YOUR OBJECTIVE.
Give the listing again exactly, omitting its images.

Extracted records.
►
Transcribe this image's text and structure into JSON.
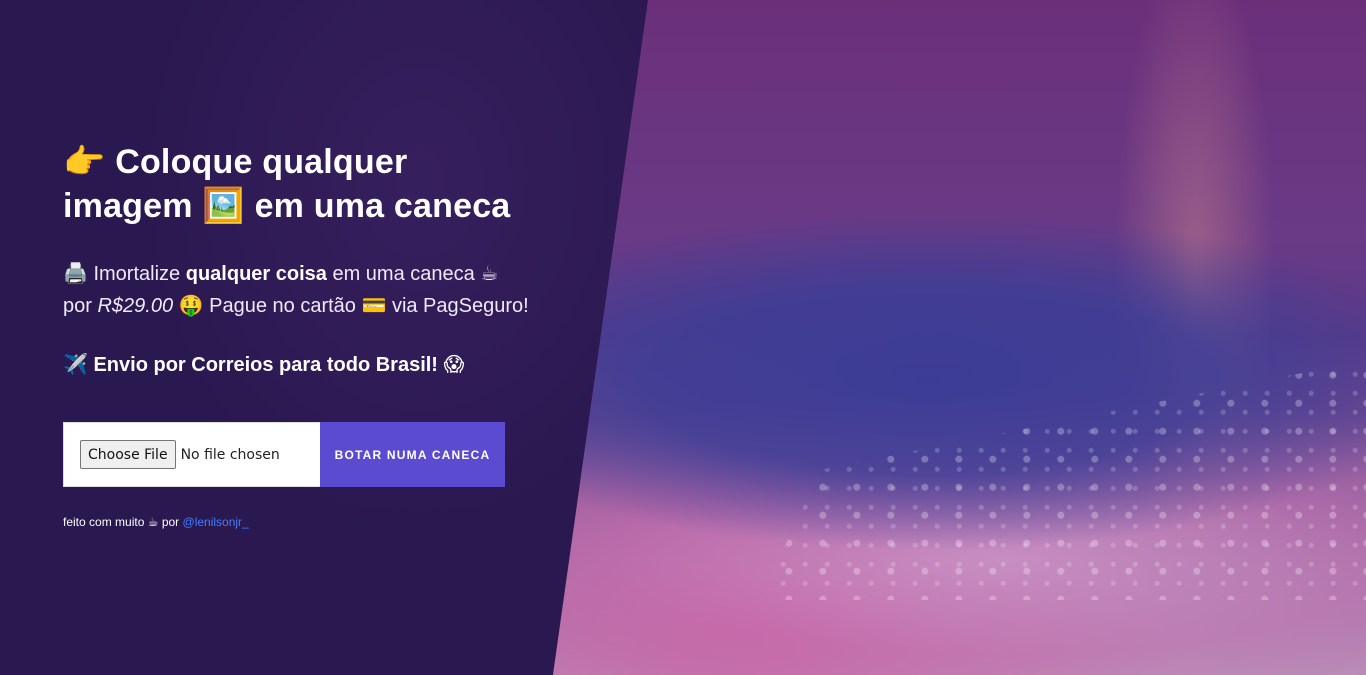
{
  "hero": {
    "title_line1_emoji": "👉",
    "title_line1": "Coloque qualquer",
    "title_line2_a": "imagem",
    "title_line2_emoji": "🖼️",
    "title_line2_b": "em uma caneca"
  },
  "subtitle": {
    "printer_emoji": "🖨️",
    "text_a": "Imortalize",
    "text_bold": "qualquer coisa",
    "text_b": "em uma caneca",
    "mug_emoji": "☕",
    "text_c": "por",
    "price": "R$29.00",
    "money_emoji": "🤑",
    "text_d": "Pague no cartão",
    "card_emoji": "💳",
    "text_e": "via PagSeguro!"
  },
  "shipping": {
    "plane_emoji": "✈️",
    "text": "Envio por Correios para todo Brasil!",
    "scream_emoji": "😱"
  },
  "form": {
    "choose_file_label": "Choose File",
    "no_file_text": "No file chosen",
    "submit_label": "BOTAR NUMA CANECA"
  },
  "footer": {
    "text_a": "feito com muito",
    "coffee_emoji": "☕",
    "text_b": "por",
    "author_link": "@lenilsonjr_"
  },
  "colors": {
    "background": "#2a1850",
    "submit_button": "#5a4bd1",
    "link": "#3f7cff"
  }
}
◄
EXERCISE ANSWER.
Transcribe this image's text and structure into JSON.
{
  "hero": {
    "title_line1_emoji": "👉",
    "title_line1": "Coloque qualquer",
    "title_line2_a": "imagem",
    "title_line2_emoji": "🖼️",
    "title_line2_b": "em uma caneca"
  },
  "subtitle": {
    "printer_emoji": "🖨️",
    "text_a": "Imortalize",
    "text_bold": "qualquer coisa",
    "text_b": "em uma caneca",
    "mug_emoji": "☕",
    "text_c": "por",
    "price": "R$29.00",
    "money_emoji": "🤑",
    "text_d": "Pague no cartão",
    "card_emoji": "💳",
    "text_e": "via PagSeguro!"
  },
  "shipping": {
    "plane_emoji": "✈️",
    "text": "Envio por Correios para todo Brasil!",
    "scream_emoji": "😱"
  },
  "form": {
    "choose_file_label": "Choose File",
    "no_file_text": "No file chosen",
    "submit_label": "BOTAR NUMA CANECA"
  },
  "footer": {
    "text_a": "feito com muito",
    "coffee_emoji": "☕",
    "text_b": "por",
    "author_link": "@lenilsonjr_"
  },
  "colors": {
    "background": "#2a1850",
    "submit_button": "#5a4bd1",
    "link": "#3f7cff"
  }
}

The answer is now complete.